● **Work required**
What is the number of lines that include the word "matter"? Provide only that figure.

== Data supplied

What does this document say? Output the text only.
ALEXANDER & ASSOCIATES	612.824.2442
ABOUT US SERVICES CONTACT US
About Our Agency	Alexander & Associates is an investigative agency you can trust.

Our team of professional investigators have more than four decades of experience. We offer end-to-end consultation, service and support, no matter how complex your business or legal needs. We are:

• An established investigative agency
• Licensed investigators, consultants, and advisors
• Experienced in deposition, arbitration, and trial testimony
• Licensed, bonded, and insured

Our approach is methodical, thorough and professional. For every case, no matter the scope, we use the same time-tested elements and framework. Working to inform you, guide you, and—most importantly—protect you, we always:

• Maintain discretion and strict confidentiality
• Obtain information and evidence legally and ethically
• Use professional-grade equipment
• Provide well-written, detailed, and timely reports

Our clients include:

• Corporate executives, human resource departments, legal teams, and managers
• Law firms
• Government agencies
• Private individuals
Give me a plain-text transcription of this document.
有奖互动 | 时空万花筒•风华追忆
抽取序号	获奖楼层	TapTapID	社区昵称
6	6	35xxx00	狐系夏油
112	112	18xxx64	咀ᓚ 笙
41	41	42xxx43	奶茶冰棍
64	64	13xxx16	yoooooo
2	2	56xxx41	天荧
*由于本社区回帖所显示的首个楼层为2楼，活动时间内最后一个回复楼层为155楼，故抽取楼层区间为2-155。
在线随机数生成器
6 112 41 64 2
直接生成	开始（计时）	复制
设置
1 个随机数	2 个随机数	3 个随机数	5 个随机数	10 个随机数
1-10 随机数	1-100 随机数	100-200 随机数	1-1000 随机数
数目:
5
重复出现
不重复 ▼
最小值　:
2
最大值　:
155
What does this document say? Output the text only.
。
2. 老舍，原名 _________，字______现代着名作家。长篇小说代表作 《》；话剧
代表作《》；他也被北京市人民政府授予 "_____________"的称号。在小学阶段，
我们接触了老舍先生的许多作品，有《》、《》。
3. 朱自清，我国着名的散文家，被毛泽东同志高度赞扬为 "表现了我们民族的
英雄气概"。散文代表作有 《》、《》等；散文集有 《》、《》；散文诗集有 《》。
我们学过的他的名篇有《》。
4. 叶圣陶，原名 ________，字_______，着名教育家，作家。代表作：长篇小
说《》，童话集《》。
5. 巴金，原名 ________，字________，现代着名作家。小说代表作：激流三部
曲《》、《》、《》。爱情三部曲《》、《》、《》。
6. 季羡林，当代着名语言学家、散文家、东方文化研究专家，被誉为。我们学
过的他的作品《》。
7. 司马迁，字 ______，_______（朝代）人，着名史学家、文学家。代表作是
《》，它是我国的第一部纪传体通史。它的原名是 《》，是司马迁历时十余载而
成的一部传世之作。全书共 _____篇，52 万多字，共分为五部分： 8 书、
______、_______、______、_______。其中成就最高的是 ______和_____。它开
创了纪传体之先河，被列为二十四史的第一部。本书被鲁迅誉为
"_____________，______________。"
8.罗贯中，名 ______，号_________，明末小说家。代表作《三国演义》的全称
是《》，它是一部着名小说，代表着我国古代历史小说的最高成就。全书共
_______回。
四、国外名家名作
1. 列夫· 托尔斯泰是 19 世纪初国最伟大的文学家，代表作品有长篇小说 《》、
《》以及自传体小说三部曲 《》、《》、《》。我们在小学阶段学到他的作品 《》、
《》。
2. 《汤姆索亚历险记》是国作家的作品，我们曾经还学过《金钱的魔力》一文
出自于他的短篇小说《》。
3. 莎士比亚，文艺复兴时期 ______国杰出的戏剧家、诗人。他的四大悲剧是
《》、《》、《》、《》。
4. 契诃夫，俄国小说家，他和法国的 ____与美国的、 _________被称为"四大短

====

● **Task output**
2